◆ **Given exercise**
Find the lines with "color" in them and copy them out.

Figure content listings
——

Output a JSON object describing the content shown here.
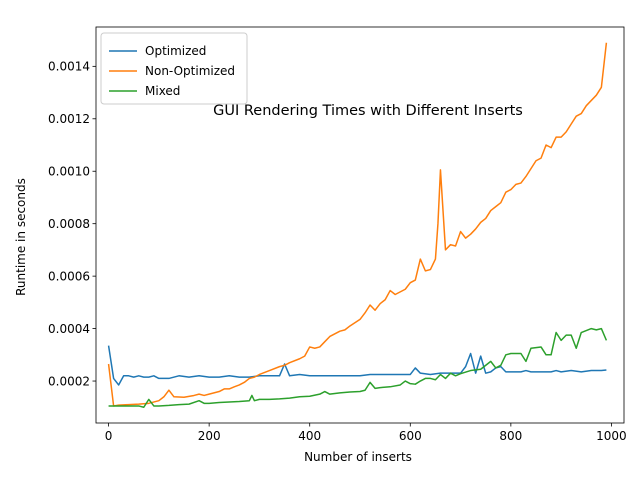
{
  "chart_data": {
    "type": "line",
    "title": "GUI Rendering Times with Different Inserts",
    "xlabel": "Number of inserts",
    "ylabel": "Runtime in seconds",
    "xlim": [
      -25,
      1025
    ],
    "ylim": [
      4e-05,
      0.00155
    ],
    "xticks": [
      0,
      200,
      400,
      600,
      800,
      1000
    ],
    "xtick_labels": [
      "0",
      "200",
      "400",
      "600",
      "800",
      "1000"
    ],
    "yticks": [
      0.0002,
      0.0004,
      0.0006,
      0.0008,
      0.001,
      0.0012,
      0.0014
    ],
    "ytick_labels": [
      "0.0002",
      "0.0004",
      "0.0006",
      "0.0008",
      "0.0010",
      "0.0012",
      "0.0014"
    ],
    "grid": false,
    "legend_position": "top-left",
    "series": [
      {
        "name": "Optimized",
        "color": "#1f77b4",
        "points": [
          [
            0,
            0.000335
          ],
          [
            10,
            0.00021
          ],
          [
            20,
            0.000185
          ],
          [
            30,
            0.00022
          ],
          [
            40,
            0.00022
          ],
          [
            50,
            0.000215
          ],
          [
            60,
            0.00022
          ],
          [
            70,
            0.000215
          ],
          [
            80,
            0.000215
          ],
          [
            90,
            0.00022
          ],
          [
            100,
            0.00021
          ],
          [
            120,
            0.00021
          ],
          [
            140,
            0.00022
          ],
          [
            160,
            0.000215
          ],
          [
            180,
            0.00022
          ],
          [
            200,
            0.000215
          ],
          [
            220,
            0.000215
          ],
          [
            240,
            0.00022
          ],
          [
            260,
            0.000215
          ],
          [
            280,
            0.000215
          ],
          [
            300,
            0.00022
          ],
          [
            320,
            0.00022
          ],
          [
            340,
            0.00022
          ],
          [
            350,
            0.000265
          ],
          [
            360,
            0.00022
          ],
          [
            380,
            0.000225
          ],
          [
            400,
            0.00022
          ],
          [
            420,
            0.00022
          ],
          [
            440,
            0.00022
          ],
          [
            460,
            0.00022
          ],
          [
            480,
            0.00022
          ],
          [
            500,
            0.00022
          ],
          [
            520,
            0.000225
          ],
          [
            540,
            0.000225
          ],
          [
            560,
            0.000225
          ],
          [
            580,
            0.000225
          ],
          [
            600,
            0.000225
          ],
          [
            610,
            0.00025
          ],
          [
            620,
            0.00023
          ],
          [
            640,
            0.000225
          ],
          [
            660,
            0.00023
          ],
          [
            680,
            0.00023
          ],
          [
            700,
            0.00023
          ],
          [
            710,
            0.000255
          ],
          [
            720,
            0.000305
          ],
          [
            730,
            0.00023
          ],
          [
            740,
            0.000295
          ],
          [
            750,
            0.00023
          ],
          [
            760,
            0.000235
          ],
          [
            770,
            0.00025
          ],
          [
            780,
            0.000255
          ],
          [
            790,
            0.000235
          ],
          [
            800,
            0.000235
          ],
          [
            820,
            0.000235
          ],
          [
            830,
            0.00024
          ],
          [
            840,
            0.000235
          ],
          [
            860,
            0.000235
          ],
          [
            880,
            0.000235
          ],
          [
            890,
            0.00024
          ],
          [
            900,
            0.000235
          ],
          [
            920,
            0.00024
          ],
          [
            940,
            0.000235
          ],
          [
            960,
            0.00024
          ],
          [
            980,
            0.00024
          ],
          [
            990,
            0.000242
          ]
        ]
      },
      {
        "name": "Non-Optimized",
        "color": "#ff7f0e",
        "points": [
          [
            0,
            0.000265
          ],
          [
            10,
            0.000105
          ],
          [
            20,
            0.000108
          ],
          [
            40,
            0.00011
          ],
          [
            60,
            0.000112
          ],
          [
            80,
            0.000115
          ],
          [
            100,
            0.000125
          ],
          [
            110,
            0.00014
          ],
          [
            120,
            0.000165
          ],
          [
            130,
            0.00014
          ],
          [
            150,
            0.000138
          ],
          [
            170,
            0.000145
          ],
          [
            180,
            0.00015
          ],
          [
            190,
            0.000145
          ],
          [
            200,
            0.00015
          ],
          [
            220,
            0.00016
          ],
          [
            230,
            0.00017
          ],
          [
            240,
            0.00017
          ],
          [
            250,
            0.000178
          ],
          [
            260,
            0.000185
          ],
          [
            270,
            0.000195
          ],
          [
            280,
            0.00021
          ],
          [
            290,
            0.000215
          ],
          [
            300,
            0.000225
          ],
          [
            320,
            0.00024
          ],
          [
            340,
            0.000255
          ],
          [
            350,
            0.00026
          ],
          [
            360,
            0.00027
          ],
          [
            380,
            0.000285
          ],
          [
            390,
            0.000295
          ],
          [
            400,
            0.00033
          ],
          [
            410,
            0.000325
          ],
          [
            420,
            0.00033
          ],
          [
            430,
            0.00035
          ],
          [
            440,
            0.00037
          ],
          [
            460,
            0.00039
          ],
          [
            470,
            0.000395
          ],
          [
            480,
            0.00041
          ],
          [
            500,
            0.000435
          ],
          [
            510,
            0.00046
          ],
          [
            520,
            0.00049
          ],
          [
            530,
            0.00047
          ],
          [
            540,
            0.000495
          ],
          [
            550,
            0.00051
          ],
          [
            560,
            0.000545
          ],
          [
            570,
            0.00053
          ],
          [
            580,
            0.00054
          ],
          [
            590,
            0.00055
          ],
          [
            600,
            0.000575
          ],
          [
            610,
            0.000585
          ],
          [
            620,
            0.000665
          ],
          [
            630,
            0.00062
          ],
          [
            640,
            0.000625
          ],
          [
            650,
            0.000665
          ],
          [
            655,
            0.0008
          ],
          [
            660,
            0.001005
          ],
          [
            670,
            0.0007
          ],
          [
            680,
            0.00072
          ],
          [
            690,
            0.000715
          ],
          [
            700,
            0.00077
          ],
          [
            710,
            0.000745
          ],
          [
            720,
            0.00076
          ],
          [
            730,
            0.00078
          ],
          [
            740,
            0.000805
          ],
          [
            750,
            0.00082
          ],
          [
            760,
            0.00085
          ],
          [
            770,
            0.000865
          ],
          [
            780,
            0.00088
          ],
          [
            790,
            0.00092
          ],
          [
            800,
            0.00093
          ],
          [
            810,
            0.00095
          ],
          [
            820,
            0.000955
          ],
          [
            830,
            0.00098
          ],
          [
            840,
            0.00101
          ],
          [
            850,
            0.00104
          ],
          [
            860,
            0.00105
          ],
          [
            870,
            0.0011
          ],
          [
            880,
            0.00109
          ],
          [
            890,
            0.00113
          ],
          [
            900,
            0.00113
          ],
          [
            910,
            0.00115
          ],
          [
            920,
            0.00118
          ],
          [
            930,
            0.00121
          ],
          [
            940,
            0.00122
          ],
          [
            950,
            0.00125
          ],
          [
            960,
            0.00127
          ],
          [
            970,
            0.00129
          ],
          [
            980,
            0.00132
          ],
          [
            990,
            0.00149
          ]
        ]
      },
      {
        "name": "Mixed",
        "color": "#2ca02c",
        "points": [
          [
            0,
            0.000105
          ],
          [
            20,
            0.000105
          ],
          [
            40,
            0.000105
          ],
          [
            60,
            0.000105
          ],
          [
            70,
            0.0001
          ],
          [
            80,
            0.00013
          ],
          [
            90,
            0.000105
          ],
          [
            100,
            0.000105
          ],
          [
            120,
            0.000107
          ],
          [
            140,
            0.00011
          ],
          [
            160,
            0.000112
          ],
          [
            180,
            0.000125
          ],
          [
            190,
            0.000115
          ],
          [
            200,
            0.000115
          ],
          [
            220,
            0.000118
          ],
          [
            240,
            0.00012
          ],
          [
            260,
            0.000122
          ],
          [
            280,
            0.000125
          ],
          [
            285,
            0.000145
          ],
          [
            290,
            0.000125
          ],
          [
            300,
            0.00013
          ],
          [
            320,
            0.00013
          ],
          [
            340,
            0.000132
          ],
          [
            360,
            0.000135
          ],
          [
            380,
            0.00014
          ],
          [
            400,
            0.000142
          ],
          [
            420,
            0.00015
          ],
          [
            430,
            0.00016
          ],
          [
            440,
            0.00015
          ],
          [
            460,
            0.000155
          ],
          [
            480,
            0.000158
          ],
          [
            500,
            0.00016
          ],
          [
            510,
            0.000165
          ],
          [
            520,
            0.000195
          ],
          [
            530,
            0.000172
          ],
          [
            540,
            0.000175
          ],
          [
            560,
            0.000178
          ],
          [
            580,
            0.000185
          ],
          [
            590,
            0.0002
          ],
          [
            600,
            0.00019
          ],
          [
            610,
            0.000188
          ],
          [
            620,
            0.0002
          ],
          [
            630,
            0.00021
          ],
          [
            640,
            0.00021
          ],
          [
            650,
            0.000205
          ],
          [
            660,
            0.000225
          ],
          [
            670,
            0.00021
          ],
          [
            680,
            0.00023
          ],
          [
            690,
            0.00022
          ],
          [
            700,
            0.000228
          ],
          [
            720,
            0.00024
          ],
          [
            740,
            0.000245
          ],
          [
            760,
            0.000275
          ],
          [
            770,
            0.00025
          ],
          [
            780,
            0.00026
          ],
          [
            790,
            0.0003
          ],
          [
            800,
            0.000305
          ],
          [
            820,
            0.000305
          ],
          [
            830,
            0.000275
          ],
          [
            840,
            0.000325
          ],
          [
            860,
            0.00033
          ],
          [
            870,
            0.0003
          ],
          [
            880,
            0.0003
          ],
          [
            890,
            0.000385
          ],
          [
            900,
            0.000355
          ],
          [
            910,
            0.000375
          ],
          [
            920,
            0.000375
          ],
          [
            930,
            0.000325
          ],
          [
            940,
            0.000385
          ],
          [
            960,
            0.0004
          ],
          [
            970,
            0.000395
          ],
          [
            980,
            0.0004
          ],
          [
            990,
            0.000355
          ]
        ]
      }
    ]
  }
}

——

◆ **Complete answer**
        "color": "#1f77b4",
        "color": "#ff7f0e",
        "color": "#2ca02c",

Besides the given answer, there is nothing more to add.